[DATASET RECORDS]
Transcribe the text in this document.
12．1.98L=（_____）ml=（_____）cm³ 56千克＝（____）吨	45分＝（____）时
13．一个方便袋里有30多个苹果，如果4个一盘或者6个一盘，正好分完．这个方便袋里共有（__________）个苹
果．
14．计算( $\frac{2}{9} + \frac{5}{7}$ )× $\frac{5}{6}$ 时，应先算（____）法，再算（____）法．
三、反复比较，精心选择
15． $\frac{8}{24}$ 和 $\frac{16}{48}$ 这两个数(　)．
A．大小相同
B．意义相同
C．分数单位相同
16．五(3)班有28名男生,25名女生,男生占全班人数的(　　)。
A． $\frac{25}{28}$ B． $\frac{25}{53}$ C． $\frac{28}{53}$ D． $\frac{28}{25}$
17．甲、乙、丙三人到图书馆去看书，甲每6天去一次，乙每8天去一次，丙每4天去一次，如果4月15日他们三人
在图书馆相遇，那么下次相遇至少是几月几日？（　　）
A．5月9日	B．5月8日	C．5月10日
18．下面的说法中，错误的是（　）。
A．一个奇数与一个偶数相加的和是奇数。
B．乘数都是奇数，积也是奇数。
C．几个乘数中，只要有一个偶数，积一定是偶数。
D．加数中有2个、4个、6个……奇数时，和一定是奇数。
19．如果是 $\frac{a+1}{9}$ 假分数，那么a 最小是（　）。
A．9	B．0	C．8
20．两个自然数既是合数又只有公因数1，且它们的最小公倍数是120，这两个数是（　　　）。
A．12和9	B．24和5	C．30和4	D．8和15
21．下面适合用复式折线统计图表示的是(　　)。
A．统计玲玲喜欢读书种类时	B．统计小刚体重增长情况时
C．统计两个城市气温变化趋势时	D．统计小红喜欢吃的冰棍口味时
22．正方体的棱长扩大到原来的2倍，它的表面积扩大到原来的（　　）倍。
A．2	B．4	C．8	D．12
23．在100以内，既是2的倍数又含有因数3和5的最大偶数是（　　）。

[TASK INSTRUCTIONS]
Copy out all of the data exactly, leaving nothing out.

[EXERCISE ANSWER]
Transcribe the text in this document.
12．1.98L=（_____）ml=（_____）cm³ 56千克＝（____）吨	45分＝（____）时
13．一个方便袋里有30多个苹果，如果4个一盘或者6个一盘，正好分完．这个方便袋里共有（__________）个苹
果．
14．计算( $\frac{2}{9} + \frac{5}{7}$ )× $\frac{5}{6}$ 时，应先算（____）法，再算（____）法．
三、反复比较，精心选择
15． $\frac{8}{24}$ 和 $\frac{16}{48}$ 这两个数(　)．
A．大小相同
B．意义相同
C．分数单位相同
16．五(3)班有28名男生,25名女生,男生占全班人数的(　　)。
A． $\frac{25}{28}$ B． $\frac{25}{53}$ C． $\frac{28}{53}$ D． $\frac{28}{25}$
17．甲、乙、丙三人到图书馆去看书，甲每6天去一次，乙每8天去一次，丙每4天去一次，如果4月15日他们三人
在图书馆相遇，那么下次相遇至少是几月几日？（　　）
A．5月9日	B．5月8日	C．5月10日
18．下面的说法中，错误的是（　）。
A．一个奇数与一个偶数相加的和是奇数。
B．乘数都是奇数，积也是奇数。
C．几个乘数中，只要有一个偶数，积一定是偶数。
D．加数中有2个、4个、6个……奇数时，和一定是奇数。
19．如果是 $\frac{a+1}{9}$ 假分数，那么a 最小是（　）。
A．9	B．0	C．8
20．两个自然数既是合数又只有公因数1，且它们的最小公倍数是120，这两个数是（　　　）。
A．12和9	B．24和5	C．30和4	D．8和15
21．下面适合用复式折线统计图表示的是(　　)。
A．统计玲玲喜欢读书种类时	B．统计小刚体重增长情况时
C．统计两个城市气温变化趋势时	D．统计小红喜欢吃的冰棍口味时
22．正方体的棱长扩大到原来的2倍，它的表面积扩大到原来的（　　）倍。
A．2	B．4	C．8	D．12
23．在100以内，既是2的倍数又含有因数3和5的最大偶数是（　　）。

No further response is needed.